- _Exercise objective_
Make an exact copy of all the data.

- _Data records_
»»
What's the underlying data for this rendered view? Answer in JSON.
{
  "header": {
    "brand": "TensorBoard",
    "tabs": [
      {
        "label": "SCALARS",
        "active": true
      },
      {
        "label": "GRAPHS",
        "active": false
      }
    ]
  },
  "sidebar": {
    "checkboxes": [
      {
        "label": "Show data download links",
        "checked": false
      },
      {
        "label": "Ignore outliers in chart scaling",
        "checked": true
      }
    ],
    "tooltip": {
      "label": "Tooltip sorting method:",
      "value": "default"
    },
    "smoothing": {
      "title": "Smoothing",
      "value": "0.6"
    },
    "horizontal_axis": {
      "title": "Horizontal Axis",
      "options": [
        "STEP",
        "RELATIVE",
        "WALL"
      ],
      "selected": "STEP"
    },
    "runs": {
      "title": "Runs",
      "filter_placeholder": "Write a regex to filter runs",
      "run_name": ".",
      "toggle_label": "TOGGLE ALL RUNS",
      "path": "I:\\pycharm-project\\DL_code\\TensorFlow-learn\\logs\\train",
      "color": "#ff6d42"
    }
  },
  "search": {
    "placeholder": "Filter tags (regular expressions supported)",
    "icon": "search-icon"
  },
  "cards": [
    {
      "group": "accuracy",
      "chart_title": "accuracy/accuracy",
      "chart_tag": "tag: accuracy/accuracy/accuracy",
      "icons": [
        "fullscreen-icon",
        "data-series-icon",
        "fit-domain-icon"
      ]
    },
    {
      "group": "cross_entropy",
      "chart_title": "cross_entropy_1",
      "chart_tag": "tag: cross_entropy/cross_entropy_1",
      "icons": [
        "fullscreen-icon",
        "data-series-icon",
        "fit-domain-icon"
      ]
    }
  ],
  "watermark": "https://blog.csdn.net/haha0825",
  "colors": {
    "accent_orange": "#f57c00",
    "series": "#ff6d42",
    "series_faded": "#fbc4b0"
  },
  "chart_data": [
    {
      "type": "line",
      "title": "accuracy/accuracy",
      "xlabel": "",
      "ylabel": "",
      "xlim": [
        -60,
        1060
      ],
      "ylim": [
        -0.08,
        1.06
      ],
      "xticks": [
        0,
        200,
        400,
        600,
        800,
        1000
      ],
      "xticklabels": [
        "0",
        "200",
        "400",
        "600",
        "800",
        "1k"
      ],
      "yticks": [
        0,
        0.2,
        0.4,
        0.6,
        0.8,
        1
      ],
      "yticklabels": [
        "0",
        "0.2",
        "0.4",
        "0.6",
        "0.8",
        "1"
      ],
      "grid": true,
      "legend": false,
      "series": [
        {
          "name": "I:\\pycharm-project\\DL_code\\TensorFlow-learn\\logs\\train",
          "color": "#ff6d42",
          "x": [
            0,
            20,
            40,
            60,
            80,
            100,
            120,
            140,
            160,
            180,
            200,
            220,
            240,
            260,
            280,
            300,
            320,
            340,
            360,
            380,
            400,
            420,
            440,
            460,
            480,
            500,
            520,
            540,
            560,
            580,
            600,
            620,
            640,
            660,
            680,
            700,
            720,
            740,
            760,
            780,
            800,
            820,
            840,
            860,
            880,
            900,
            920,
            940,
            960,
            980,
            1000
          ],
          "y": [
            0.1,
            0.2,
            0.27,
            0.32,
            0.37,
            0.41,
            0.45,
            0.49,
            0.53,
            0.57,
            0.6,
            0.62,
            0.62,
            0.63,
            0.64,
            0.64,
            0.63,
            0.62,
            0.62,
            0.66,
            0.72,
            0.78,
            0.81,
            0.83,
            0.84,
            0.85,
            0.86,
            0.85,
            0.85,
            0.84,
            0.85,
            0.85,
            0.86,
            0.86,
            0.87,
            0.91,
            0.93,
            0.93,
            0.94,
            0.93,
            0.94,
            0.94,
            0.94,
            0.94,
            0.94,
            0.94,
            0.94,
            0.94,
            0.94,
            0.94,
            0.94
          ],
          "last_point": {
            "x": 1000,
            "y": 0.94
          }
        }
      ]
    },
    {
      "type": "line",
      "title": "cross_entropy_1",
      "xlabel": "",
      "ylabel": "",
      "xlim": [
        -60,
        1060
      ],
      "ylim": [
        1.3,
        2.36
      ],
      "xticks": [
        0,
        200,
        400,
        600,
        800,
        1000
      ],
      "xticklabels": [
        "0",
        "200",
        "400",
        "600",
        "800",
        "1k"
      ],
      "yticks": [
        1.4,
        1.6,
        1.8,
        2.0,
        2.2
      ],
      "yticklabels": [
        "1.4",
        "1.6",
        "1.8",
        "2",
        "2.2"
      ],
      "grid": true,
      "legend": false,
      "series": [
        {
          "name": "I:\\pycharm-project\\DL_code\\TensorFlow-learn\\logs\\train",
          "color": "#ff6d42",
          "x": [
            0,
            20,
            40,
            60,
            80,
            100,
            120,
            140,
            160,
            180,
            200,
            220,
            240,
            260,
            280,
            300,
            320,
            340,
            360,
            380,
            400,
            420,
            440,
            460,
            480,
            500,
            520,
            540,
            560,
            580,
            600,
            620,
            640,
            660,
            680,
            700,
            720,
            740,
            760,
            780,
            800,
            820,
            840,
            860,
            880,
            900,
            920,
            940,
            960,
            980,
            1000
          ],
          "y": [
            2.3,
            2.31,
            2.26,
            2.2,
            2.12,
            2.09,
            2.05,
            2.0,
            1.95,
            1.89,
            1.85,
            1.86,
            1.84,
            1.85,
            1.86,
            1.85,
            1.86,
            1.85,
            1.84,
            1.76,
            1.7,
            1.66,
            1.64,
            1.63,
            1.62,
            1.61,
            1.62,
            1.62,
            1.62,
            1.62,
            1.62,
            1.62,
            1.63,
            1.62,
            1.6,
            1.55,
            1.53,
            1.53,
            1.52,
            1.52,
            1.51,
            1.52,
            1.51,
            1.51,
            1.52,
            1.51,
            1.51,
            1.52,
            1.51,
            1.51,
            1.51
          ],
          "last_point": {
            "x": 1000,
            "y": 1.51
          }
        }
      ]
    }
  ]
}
««
- _Full solution_
What's the underlying data for this rendered view? Answer in JSON.
{
  "header": {
    "brand": "TensorBoard",
    "tabs": [
      {
        "label": "SCALARS",
        "active": true
      },
      {
        "label": "GRAPHS",
        "active": false
      }
    ]
  },
  "sidebar": {
    "checkboxes": [
      {
        "label": "Show data download links",
        "checked": false
      },
      {
        "label": "Ignore outliers in chart scaling",
        "checked": true
      }
    ],
    "tooltip": {
      "label": "Tooltip sorting method:",
      "value": "default"
    },
    "smoothing": {
      "title": "Smoothing",
      "value": "0.6"
    },
    "horizontal_axis": {
      "title": "Horizontal Axis",
      "options": [
        "STEP",
        "RELATIVE",
        "WALL"
      ],
      "selected": "STEP"
    },
    "runs": {
      "title": "Runs",
      "filter_placeholder": "Write a regex to filter runs",
      "run_name": ".",
      "toggle_label": "TOGGLE ALL RUNS",
      "path": "I:\\pycharm-project\\DL_code\\TensorFlow-learn\\logs\\train",
      "color": "#ff6d42"
    }
  },
  "search": {
    "placeholder": "Filter tags (regular expressions supported)",
    "icon": "search-icon"
  },
  "cards": [
    {
      "group": "accuracy",
      "chart_title": "accuracy/accuracy",
      "chart_tag": "tag: accuracy/accuracy/accuracy",
      "icons": [
        "fullscreen-icon",
        "data-series-icon",
        "fit-domain-icon"
      ]
    },
    {
      "group": "cross_entropy",
      "chart_title": "cross_entropy_1",
      "chart_tag": "tag: cross_entropy/cross_entropy_1",
      "icons": [
        "fullscreen-icon",
        "data-series-icon",
        "fit-domain-icon"
      ]
    }
  ],
  "watermark": "https://blog.csdn.net/haha0825",
  "colors": {
    "accent_orange": "#f57c00",
    "series": "#ff6d42",
    "series_faded": "#fbc4b0"
  },
  "chart_data": [
    {
      "type": "line",
      "title": "accuracy/accuracy",
      "xlabel": "",
      "ylabel": "",
      "xlim": [
        -60,
        1060
      ],
      "ylim": [
        -0.08,
        1.06
      ],
      "xticks": [
        0,
        200,
        400,
        600,
        800,
        1000
      ],
      "xticklabels": [
        "0",
        "200",
        "400",
        "600",
        "800",
        "1k"
      ],
      "yticks": [
        0,
        0.2,
        0.4,
        0.6,
        0.8,
        1
      ],
      "yticklabels": [
        "0",
        "0.2",
        "0.4",
        "0.6",
        "0.8",
        "1"
      ],
      "grid": true,
      "legend": false,
      "series": [
        {
          "name": "I:\\pycharm-project\\DL_code\\TensorFlow-learn\\logs\\train",
          "color": "#ff6d42",
          "x": [
            0,
            20,
            40,
            60,
            80,
            100,
            120,
            140,
            160,
            180,
            200,
            220,
            240,
            260,
            280,
            300,
            320,
            340,
            360,
            380,
            400,
            420,
            440,
            460,
            480,
            500,
            520,
            540,
            560,
            580,
            600,
            620,
            640,
            660,
            680,
            700,
            720,
            740,
            760,
            780,
            800,
            820,
            840,
            860,
            880,
            900,
            920,
            940,
            960,
            980,
            1000
          ],
          "y": [
            0.1,
            0.2,
            0.27,
            0.32,
            0.37,
            0.41,
            0.45,
            0.49,
            0.53,
            0.57,
            0.6,
            0.62,
            0.62,
            0.63,
            0.64,
            0.64,
            0.63,
            0.62,
            0.62,
            0.66,
            0.72,
            0.78,
            0.81,
            0.83,
            0.84,
            0.85,
            0.86,
            0.85,
            0.85,
            0.84,
            0.85,
            0.85,
            0.86,
            0.86,
            0.87,
            0.91,
            0.93,
            0.93,
            0.94,
            0.93,
            0.94,
            0.94,
            0.94,
            0.94,
            0.94,
            0.94,
            0.94,
            0.94,
            0.94,
            0.94,
            0.94
          ],
          "last_point": {
            "x": 1000,
            "y": 0.94
          }
        }
      ]
    },
    {
      "type": "line",
      "title": "cross_entropy_1",
      "xlabel": "",
      "ylabel": "",
      "xlim": [
        -60,
        1060
      ],
      "ylim": [
        1.3,
        2.36
      ],
      "xticks": [
        0,
        200,
        400,
        600,
        800,
        1000
      ],
      "xticklabels": [
        "0",
        "200",
        "400",
        "600",
        "800",
        "1k"
      ],
      "yticks": [
        1.4,
        1.6,
        1.8,
        2.0,
        2.2
      ],
      "yticklabels": [
        "1.4",
        "1.6",
        "1.8",
        "2",
        "2.2"
      ],
      "grid": true,
      "legend": false,
      "series": [
        {
          "name": "I:\\pycharm-project\\DL_code\\TensorFlow-learn\\logs\\train",
          "color": "#ff6d42",
          "x": [
            0,
            20,
            40,
            60,
            80,
            100,
            120,
            140,
            160,
            180,
            200,
            220,
            240,
            260,
            280,
            300,
            320,
            340,
            360,
            380,
            400,
            420,
            440,
            460,
            480,
            500,
            520,
            540,
            560,
            580,
            600,
            620,
            640,
            660,
            680,
            700,
            720,
            740,
            760,
            780,
            800,
            820,
            840,
            860,
            880,
            900,
            920,
            940,
            960,
            980,
            1000
          ],
          "y": [
            2.3,
            2.31,
            2.26,
            2.2,
            2.12,
            2.09,
            2.05,
            2.0,
            1.95,
            1.89,
            1.85,
            1.86,
            1.84,
            1.85,
            1.86,
            1.85,
            1.86,
            1.85,
            1.84,
            1.76,
            1.7,
            1.66,
            1.64,
            1.63,
            1.62,
            1.61,
            1.62,
            1.62,
            1.62,
            1.62,
            1.62,
            1.62,
            1.63,
            1.62,
            1.6,
            1.55,
            1.53,
            1.53,
            1.52,
            1.52,
            1.51,
            1.52,
            1.51,
            1.51,
            1.52,
            1.51,
            1.51,
            1.52,
            1.51,
            1.51,
            1.51
          ],
          "last_point": {
            "x": 1000,
            "y": 1.51
          }
        }
      ]
    }
  ]
}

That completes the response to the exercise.